- WRITTEN REQUEST: Copy every line in which the string "JSON" occurs.

BEGIN DATASET CONTENT

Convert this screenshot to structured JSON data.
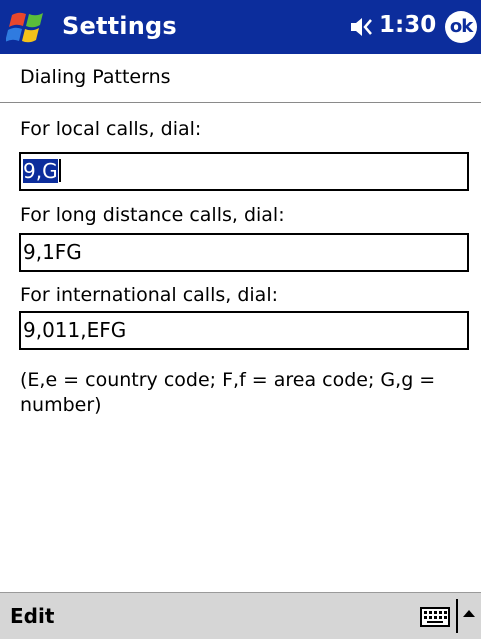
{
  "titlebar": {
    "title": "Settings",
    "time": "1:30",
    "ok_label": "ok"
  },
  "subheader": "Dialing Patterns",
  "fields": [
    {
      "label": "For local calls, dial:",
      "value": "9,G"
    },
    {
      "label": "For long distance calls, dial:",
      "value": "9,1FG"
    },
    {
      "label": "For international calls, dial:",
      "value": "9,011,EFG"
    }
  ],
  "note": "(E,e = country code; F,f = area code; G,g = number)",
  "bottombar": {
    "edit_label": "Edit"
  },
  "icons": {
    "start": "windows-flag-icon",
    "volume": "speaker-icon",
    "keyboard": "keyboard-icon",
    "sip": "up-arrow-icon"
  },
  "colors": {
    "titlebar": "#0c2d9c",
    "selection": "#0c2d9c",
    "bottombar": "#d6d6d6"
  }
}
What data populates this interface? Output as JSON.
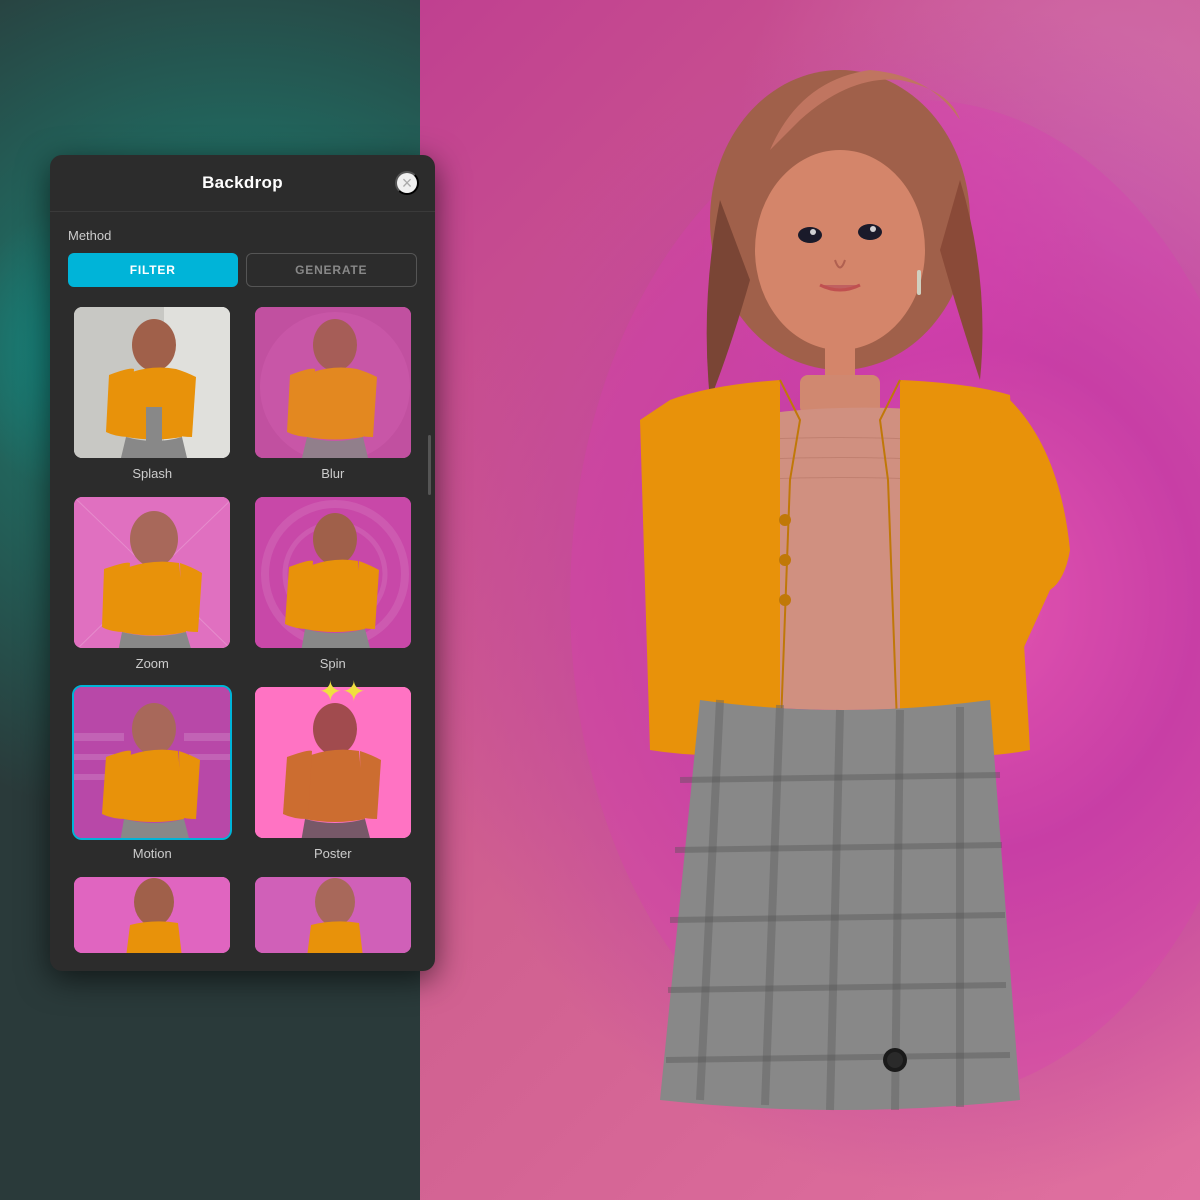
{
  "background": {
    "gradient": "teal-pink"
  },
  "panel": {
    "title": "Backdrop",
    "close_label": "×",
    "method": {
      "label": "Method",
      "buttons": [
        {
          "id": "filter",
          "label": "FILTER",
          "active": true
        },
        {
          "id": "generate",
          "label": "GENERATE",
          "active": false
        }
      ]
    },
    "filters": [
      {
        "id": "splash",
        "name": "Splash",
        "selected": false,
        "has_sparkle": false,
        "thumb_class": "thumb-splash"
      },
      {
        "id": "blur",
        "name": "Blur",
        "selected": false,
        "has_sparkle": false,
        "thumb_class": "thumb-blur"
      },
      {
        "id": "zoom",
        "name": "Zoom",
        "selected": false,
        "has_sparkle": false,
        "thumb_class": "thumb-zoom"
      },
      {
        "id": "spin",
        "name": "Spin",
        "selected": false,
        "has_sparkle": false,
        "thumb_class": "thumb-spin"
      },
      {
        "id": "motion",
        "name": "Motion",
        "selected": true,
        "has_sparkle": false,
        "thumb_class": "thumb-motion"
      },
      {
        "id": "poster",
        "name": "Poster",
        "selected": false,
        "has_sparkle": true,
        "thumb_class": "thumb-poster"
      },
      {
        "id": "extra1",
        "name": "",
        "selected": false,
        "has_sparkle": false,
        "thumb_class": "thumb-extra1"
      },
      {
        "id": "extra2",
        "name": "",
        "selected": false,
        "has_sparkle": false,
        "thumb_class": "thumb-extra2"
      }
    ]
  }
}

END DATASET CONTENT

- TASK SOLUTION:
Convert this screenshot to structured JSON data.
What data populates this interface? Output as JSON.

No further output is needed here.